- Given problem:
Copy out the lines below word for word, starting at the line that contains "Give me the" and ending at the line that contains "i-label: I Website: ▶ (10, 311, 79, 325)". Leave the pictures out of your copy.

- Rows:
--------
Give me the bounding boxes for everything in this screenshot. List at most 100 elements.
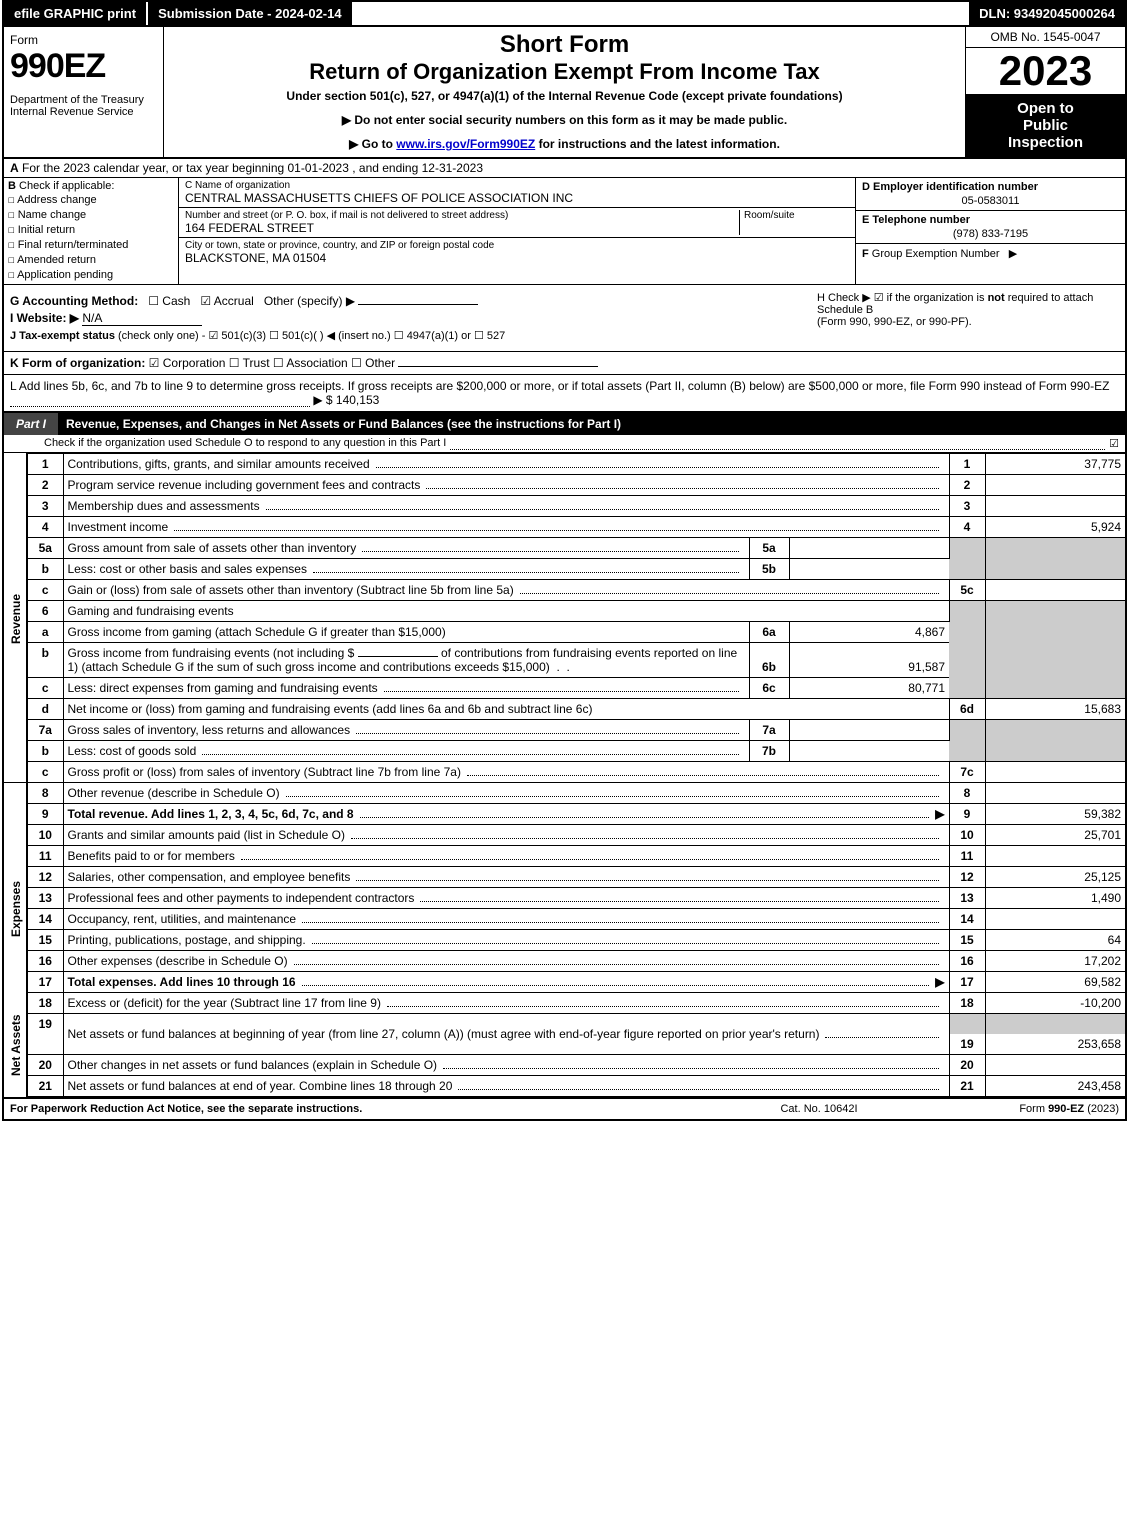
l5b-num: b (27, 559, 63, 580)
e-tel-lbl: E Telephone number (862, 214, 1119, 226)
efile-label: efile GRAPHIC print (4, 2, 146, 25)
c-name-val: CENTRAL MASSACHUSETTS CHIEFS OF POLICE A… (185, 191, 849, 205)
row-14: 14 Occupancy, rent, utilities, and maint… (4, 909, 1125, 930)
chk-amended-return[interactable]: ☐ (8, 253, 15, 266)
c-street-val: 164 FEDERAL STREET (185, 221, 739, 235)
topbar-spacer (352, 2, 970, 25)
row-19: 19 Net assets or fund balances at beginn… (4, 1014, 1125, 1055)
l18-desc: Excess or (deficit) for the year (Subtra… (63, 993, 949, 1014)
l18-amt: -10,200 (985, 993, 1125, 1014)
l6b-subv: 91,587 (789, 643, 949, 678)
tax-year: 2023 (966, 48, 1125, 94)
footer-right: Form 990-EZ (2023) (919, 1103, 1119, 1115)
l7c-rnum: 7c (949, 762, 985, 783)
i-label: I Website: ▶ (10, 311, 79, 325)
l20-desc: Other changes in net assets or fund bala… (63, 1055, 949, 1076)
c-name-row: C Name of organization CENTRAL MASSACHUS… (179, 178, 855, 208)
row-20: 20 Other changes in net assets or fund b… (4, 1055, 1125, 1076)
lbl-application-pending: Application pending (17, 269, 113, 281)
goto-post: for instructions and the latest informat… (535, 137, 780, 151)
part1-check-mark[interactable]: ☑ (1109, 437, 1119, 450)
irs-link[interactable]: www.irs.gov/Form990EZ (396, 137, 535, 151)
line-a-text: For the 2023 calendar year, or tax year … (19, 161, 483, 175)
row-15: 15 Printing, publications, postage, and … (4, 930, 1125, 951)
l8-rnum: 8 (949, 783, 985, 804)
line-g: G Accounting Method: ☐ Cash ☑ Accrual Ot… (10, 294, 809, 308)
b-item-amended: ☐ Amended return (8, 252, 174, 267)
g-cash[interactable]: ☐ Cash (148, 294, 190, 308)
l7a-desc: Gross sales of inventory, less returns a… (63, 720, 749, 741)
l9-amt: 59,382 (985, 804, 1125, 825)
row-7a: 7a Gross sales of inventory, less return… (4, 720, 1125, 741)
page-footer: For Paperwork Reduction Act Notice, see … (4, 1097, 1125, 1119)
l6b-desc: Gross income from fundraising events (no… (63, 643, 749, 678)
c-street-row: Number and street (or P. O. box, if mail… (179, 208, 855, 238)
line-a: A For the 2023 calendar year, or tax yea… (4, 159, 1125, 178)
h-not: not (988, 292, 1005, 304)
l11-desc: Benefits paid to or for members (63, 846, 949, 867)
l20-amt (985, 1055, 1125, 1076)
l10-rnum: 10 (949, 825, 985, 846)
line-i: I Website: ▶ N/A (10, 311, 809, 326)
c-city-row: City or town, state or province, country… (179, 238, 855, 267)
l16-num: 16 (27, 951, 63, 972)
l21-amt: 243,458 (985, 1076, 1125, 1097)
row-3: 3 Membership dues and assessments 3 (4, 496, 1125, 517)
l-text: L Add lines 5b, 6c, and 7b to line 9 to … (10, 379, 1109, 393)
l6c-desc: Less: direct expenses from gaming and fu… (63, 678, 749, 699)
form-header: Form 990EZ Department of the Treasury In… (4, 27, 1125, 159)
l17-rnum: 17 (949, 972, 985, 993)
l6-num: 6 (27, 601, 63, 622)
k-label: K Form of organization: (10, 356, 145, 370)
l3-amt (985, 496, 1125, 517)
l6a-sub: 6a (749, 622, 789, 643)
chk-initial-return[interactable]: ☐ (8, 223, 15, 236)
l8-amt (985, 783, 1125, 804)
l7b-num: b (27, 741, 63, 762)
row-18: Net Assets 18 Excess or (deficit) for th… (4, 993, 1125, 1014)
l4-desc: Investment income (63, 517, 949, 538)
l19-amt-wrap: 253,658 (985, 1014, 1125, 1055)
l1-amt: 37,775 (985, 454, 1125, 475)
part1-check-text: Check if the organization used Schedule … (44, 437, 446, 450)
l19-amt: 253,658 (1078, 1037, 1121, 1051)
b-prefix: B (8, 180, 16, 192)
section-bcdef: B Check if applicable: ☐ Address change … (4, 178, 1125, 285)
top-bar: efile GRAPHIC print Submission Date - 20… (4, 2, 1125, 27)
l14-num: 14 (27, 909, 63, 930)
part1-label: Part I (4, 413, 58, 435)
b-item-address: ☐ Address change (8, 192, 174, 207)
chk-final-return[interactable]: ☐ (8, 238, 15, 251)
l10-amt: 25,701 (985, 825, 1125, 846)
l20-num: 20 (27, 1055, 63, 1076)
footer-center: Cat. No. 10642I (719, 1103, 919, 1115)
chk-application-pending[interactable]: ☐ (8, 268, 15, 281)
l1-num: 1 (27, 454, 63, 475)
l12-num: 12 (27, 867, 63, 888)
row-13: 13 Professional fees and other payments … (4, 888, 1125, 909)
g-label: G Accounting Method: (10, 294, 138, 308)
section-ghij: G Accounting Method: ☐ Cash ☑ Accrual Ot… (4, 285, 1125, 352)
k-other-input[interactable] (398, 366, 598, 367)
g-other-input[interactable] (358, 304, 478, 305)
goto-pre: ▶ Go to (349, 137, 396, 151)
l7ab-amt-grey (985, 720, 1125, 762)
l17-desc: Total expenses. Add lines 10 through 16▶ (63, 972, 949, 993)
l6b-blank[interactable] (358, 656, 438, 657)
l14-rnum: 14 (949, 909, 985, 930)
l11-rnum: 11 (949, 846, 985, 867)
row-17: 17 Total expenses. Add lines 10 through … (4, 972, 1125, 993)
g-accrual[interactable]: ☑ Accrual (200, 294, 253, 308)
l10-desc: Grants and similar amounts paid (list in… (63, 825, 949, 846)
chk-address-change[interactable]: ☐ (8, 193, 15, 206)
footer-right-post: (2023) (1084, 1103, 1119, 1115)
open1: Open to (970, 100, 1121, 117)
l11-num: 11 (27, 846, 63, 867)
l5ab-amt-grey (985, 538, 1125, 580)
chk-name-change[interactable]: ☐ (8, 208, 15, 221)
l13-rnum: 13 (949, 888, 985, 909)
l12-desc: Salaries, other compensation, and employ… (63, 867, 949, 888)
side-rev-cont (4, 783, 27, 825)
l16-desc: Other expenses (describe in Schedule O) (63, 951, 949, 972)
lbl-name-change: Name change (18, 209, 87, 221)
--------
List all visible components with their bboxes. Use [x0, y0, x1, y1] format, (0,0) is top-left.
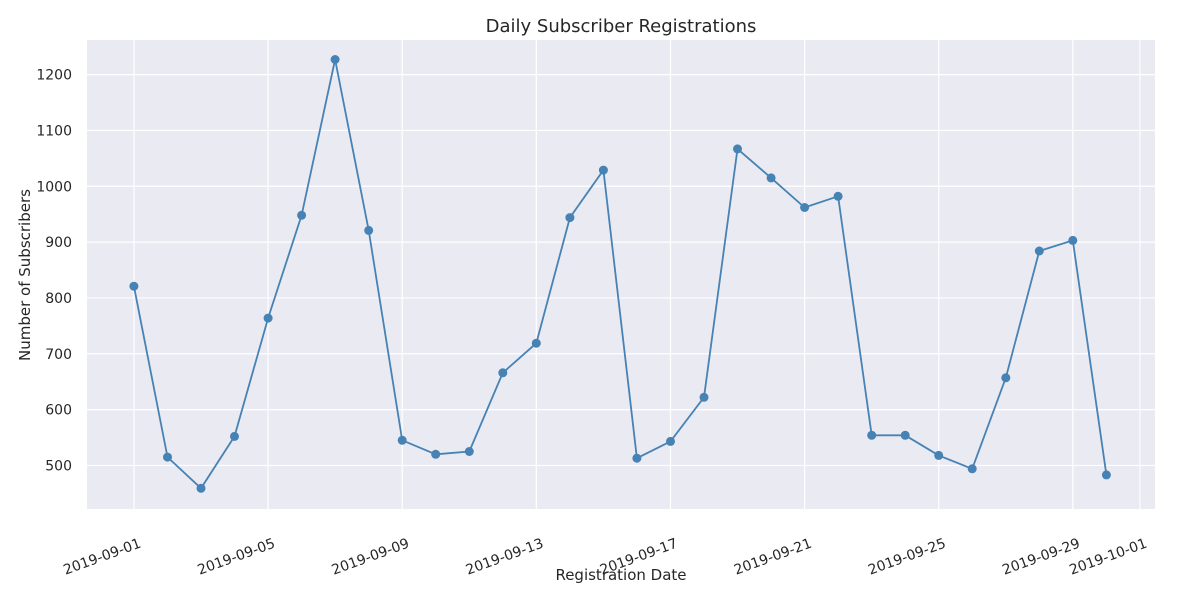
--------
- Solution for this exercise:
Give me the bounding boxes for everything in this screenshot. List at most 100 elements.
l5b-num: b (27, 559, 63, 580)
e-tel-lbl: E Telephone number (862, 214, 1119, 226)
efile-label: efile GRAPHIC print (4, 2, 146, 25)
c-name-val: CENTRAL MASSACHUSETTS CHIEFS OF POLICE A… (185, 191, 849, 205)
row-14: 14 Occupancy, rent, utilities, and maint… (4, 909, 1125, 930)
chk-amended-return[interactable]: ☐ (8, 253, 15, 266)
c-street-val: 164 FEDERAL STREET (185, 221, 739, 235)
topbar-spacer (352, 2, 970, 25)
row-19: 19 Net assets or fund balances at beginn… (4, 1014, 1125, 1055)
l18-desc: Excess or (deficit) for the year (Subtra… (63, 993, 949, 1014)
l18-amt: -10,200 (985, 993, 1125, 1014)
l6b-subv: 91,587 (789, 643, 949, 678)
tax-year: 2023 (966, 48, 1125, 94)
footer-right: Form 990-EZ (2023) (919, 1103, 1119, 1115)
l7c-rnum: 7c (949, 762, 985, 783)
i-label: I Website: ▶ (10, 311, 79, 325)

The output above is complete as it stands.